Recorded data

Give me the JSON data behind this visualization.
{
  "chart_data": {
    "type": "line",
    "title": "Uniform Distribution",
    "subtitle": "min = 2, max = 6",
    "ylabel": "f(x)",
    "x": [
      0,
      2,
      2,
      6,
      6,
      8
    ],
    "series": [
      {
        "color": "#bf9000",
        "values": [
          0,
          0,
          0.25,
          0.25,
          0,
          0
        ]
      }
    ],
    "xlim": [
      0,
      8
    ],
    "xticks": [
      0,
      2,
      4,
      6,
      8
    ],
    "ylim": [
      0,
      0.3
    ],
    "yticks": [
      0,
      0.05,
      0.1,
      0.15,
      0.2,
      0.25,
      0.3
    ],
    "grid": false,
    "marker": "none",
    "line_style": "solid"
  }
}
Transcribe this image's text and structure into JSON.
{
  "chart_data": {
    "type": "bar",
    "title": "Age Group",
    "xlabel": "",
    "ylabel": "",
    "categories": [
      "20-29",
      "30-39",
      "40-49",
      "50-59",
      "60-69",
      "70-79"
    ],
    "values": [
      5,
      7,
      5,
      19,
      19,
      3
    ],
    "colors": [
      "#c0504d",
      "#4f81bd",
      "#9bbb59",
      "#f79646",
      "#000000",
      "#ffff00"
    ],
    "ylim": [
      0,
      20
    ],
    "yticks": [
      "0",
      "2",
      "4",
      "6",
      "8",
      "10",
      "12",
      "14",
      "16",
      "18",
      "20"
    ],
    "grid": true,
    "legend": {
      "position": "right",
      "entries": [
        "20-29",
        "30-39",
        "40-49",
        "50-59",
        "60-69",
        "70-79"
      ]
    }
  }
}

What to produce
Write out all the records above again, exactly as they stand.

Task solution
Give me the JSON data behind this visualization.
{
  "chart_data": {
    "type": "line",
    "title": "Uniform Distribution",
    "subtitle": "min = 2, max = 6",
    "ylabel": "f(x)",
    "x": [
      0,
      2,
      2,
      6,
      6,
      8
    ],
    "series": [
      {
        "color": "#bf9000",
        "values": [
          0,
          0,
          0.25,
          0.25,
          0,
          0
        ]
      }
    ],
    "xlim": [
      0,
      8
    ],
    "xticks": [
      0,
      2,
      4,
      6,
      8
    ],
    "ylim": [
      0,
      0.3
    ],
    "yticks": [
      0,
      0.05,
      0.1,
      0.15,
      0.2,
      0.25,
      0.3
    ],
    "grid": false,
    "marker": "none",
    "line_style": "solid"
  }
}
Transcribe this image's text and structure into JSON.
{
  "chart_data": {
    "type": "bar",
    "title": "Age Group",
    "xlabel": "",
    "ylabel": "",
    "categories": [
      "20-29",
      "30-39",
      "40-49",
      "50-59",
      "60-69",
      "70-79"
    ],
    "values": [
      5,
      7,
      5,
      19,
      19,
      3
    ],
    "colors": [
      "#c0504d",
      "#4f81bd",
      "#9bbb59",
      "#f79646",
      "#000000",
      "#ffff00"
    ],
    "ylim": [
      0,
      20
    ],
    "yticks": [
      "0",
      "2",
      "4",
      "6",
      "8",
      "10",
      "12",
      "14",
      "16",
      "18",
      "20"
    ],
    "grid": true,
    "legend": {
      "position": "right",
      "entries": [
        "20-29",
        "30-39",
        "40-49",
        "50-59",
        "60-69",
        "70-79"
      ]
    }
  }
}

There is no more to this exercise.